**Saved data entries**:
....

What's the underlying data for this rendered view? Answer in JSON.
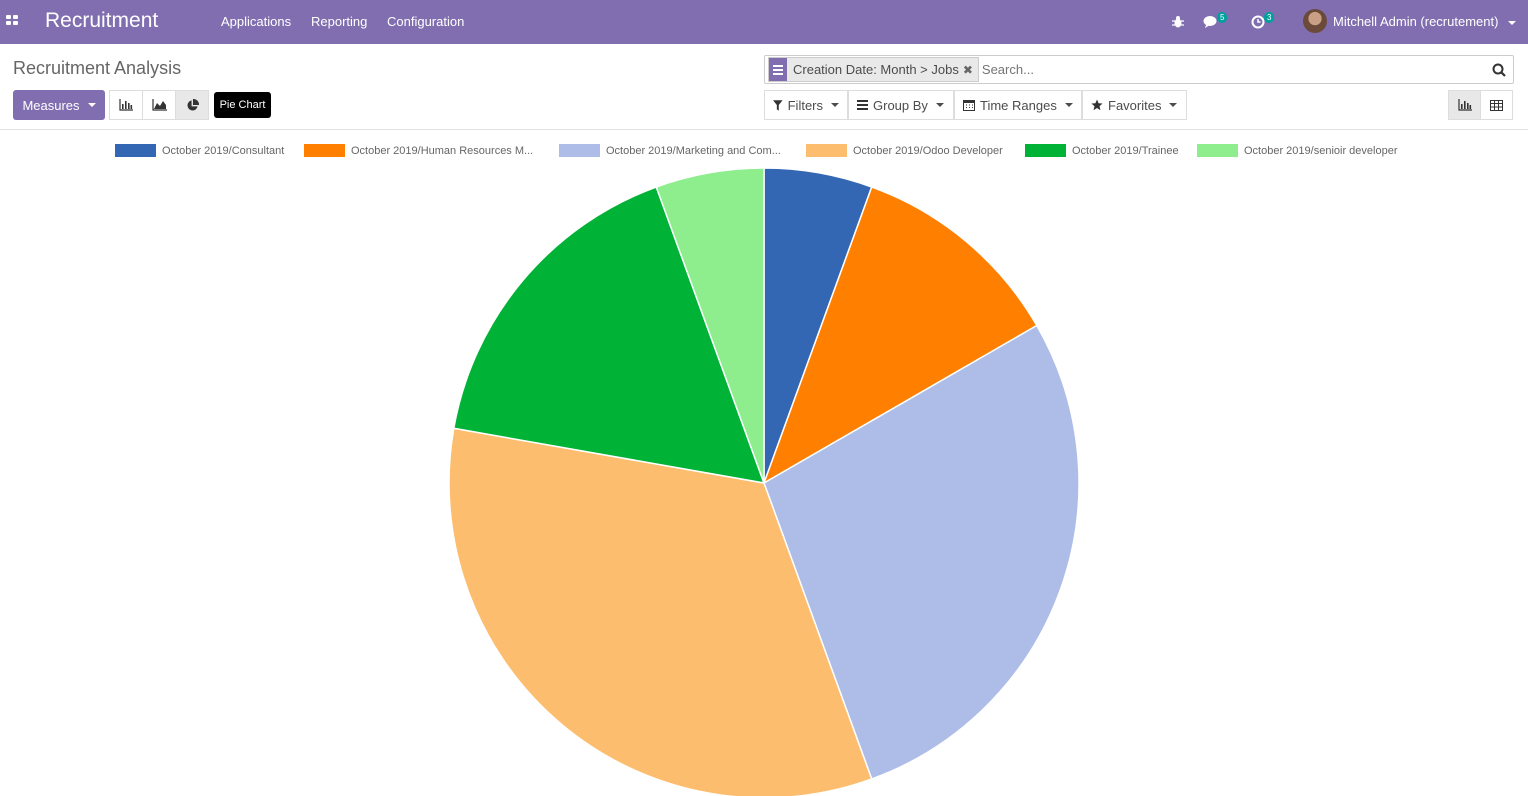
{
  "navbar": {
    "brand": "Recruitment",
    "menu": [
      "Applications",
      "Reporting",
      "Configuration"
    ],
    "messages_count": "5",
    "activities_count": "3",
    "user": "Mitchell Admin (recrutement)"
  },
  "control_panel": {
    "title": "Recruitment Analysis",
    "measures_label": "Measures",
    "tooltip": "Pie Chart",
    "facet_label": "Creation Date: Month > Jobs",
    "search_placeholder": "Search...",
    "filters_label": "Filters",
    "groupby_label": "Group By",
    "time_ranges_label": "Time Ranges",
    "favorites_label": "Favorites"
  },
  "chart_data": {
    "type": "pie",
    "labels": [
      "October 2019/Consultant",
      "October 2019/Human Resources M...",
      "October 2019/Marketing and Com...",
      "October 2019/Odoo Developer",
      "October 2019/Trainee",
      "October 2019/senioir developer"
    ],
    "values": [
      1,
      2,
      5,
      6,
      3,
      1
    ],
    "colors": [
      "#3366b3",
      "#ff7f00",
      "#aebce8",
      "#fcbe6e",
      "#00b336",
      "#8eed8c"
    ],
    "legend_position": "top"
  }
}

....

Pictures in the records must not appear in the copy; transcribe everything else precisely.

**Expected answer**:
What's the underlying data for this rendered view? Answer in JSON.
{
  "navbar": {
    "brand": "Recruitment",
    "menu": [
      "Applications",
      "Reporting",
      "Configuration"
    ],
    "messages_count": "5",
    "activities_count": "3",
    "user": "Mitchell Admin (recrutement)"
  },
  "control_panel": {
    "title": "Recruitment Analysis",
    "measures_label": "Measures",
    "tooltip": "Pie Chart",
    "facet_label": "Creation Date: Month > Jobs",
    "search_placeholder": "Search...",
    "filters_label": "Filters",
    "groupby_label": "Group By",
    "time_ranges_label": "Time Ranges",
    "favorites_label": "Favorites"
  },
  "chart_data": {
    "type": "pie",
    "labels": [
      "October 2019/Consultant",
      "October 2019/Human Resources M...",
      "October 2019/Marketing and Com...",
      "October 2019/Odoo Developer",
      "October 2019/Trainee",
      "October 2019/senioir developer"
    ],
    "values": [
      1,
      2,
      5,
      6,
      3,
      1
    ],
    "colors": [
      "#3366b3",
      "#ff7f00",
      "#aebce8",
      "#fcbe6e",
      "#00b336",
      "#8eed8c"
    ],
    "legend_position": "top"
  }
}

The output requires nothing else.